● **A TAREFA**
Segundo a secção do documento, quantos pódios em escalões obteve a equipa e em que provas?

● **SECÇÃO DO DOCUMENTO**
______________________________

O abraço no final dos 70kms

Para culminar este grande dia, um recital de petisco feito pela melhor equipa do Mundo, o Caracol Trail Team. Deu para comer, beber, repor energias, contar as histórias que marcaram esta aventura e festejar as vitórias quer individuais quer coletivas que foram obtidas pela equipa! Afinal de contas não é todos os dias que se vai a uma prova e se ganha a prova de 35kms e a de 70kms e ainda temos três pódios em escalões (2 nos 35kms e 1 nos 20kms)... Muitos parabéns a todos!

______________________________

● **MATERIAL APRESENTADO**
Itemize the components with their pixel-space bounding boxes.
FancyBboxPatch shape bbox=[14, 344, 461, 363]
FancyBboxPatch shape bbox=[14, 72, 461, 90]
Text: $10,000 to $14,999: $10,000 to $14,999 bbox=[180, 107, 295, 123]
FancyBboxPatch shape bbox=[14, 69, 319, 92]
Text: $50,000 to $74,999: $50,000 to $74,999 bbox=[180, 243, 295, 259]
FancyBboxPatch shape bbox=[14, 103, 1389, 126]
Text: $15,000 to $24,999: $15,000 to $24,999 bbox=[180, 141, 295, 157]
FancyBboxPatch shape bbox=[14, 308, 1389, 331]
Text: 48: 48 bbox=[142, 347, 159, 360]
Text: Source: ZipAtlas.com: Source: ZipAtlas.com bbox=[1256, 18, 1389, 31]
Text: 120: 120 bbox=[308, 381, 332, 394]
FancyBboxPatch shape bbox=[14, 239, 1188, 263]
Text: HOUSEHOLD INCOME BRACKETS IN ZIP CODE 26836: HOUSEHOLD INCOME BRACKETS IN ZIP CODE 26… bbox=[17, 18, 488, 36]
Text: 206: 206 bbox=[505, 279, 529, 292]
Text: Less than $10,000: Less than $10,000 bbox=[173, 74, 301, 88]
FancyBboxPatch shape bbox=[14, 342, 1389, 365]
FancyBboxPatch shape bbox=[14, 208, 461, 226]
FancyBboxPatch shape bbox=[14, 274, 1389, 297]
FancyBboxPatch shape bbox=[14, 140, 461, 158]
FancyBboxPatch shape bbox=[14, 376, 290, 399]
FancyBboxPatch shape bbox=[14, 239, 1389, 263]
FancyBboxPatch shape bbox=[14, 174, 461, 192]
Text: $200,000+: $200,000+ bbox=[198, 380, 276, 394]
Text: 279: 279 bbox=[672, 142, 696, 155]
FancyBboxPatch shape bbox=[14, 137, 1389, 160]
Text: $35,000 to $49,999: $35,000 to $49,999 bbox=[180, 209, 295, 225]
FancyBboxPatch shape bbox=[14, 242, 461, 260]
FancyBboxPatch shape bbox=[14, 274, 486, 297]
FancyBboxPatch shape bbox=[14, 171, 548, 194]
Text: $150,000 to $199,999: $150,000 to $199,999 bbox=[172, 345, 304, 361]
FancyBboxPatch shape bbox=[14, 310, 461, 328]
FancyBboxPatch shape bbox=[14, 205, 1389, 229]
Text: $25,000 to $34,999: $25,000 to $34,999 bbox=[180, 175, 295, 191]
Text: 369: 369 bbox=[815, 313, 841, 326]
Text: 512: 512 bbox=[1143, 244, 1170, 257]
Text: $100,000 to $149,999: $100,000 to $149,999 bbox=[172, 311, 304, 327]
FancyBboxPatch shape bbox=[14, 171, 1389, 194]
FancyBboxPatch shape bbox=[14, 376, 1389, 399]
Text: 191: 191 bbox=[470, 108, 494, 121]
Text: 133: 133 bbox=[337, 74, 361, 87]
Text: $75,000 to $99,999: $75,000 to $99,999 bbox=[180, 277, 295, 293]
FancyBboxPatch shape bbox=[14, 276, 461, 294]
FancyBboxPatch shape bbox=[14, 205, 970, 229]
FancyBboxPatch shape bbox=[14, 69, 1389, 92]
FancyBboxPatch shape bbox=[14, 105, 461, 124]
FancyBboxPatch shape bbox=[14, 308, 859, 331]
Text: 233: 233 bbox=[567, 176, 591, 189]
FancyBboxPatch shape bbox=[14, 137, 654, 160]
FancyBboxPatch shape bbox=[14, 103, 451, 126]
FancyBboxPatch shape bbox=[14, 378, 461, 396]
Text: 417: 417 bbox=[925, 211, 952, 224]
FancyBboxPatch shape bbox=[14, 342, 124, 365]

______________________________

● **ESPAÇO DE RESPOSTA**
Três pódios: dois nos 35kms e um nos 20kms.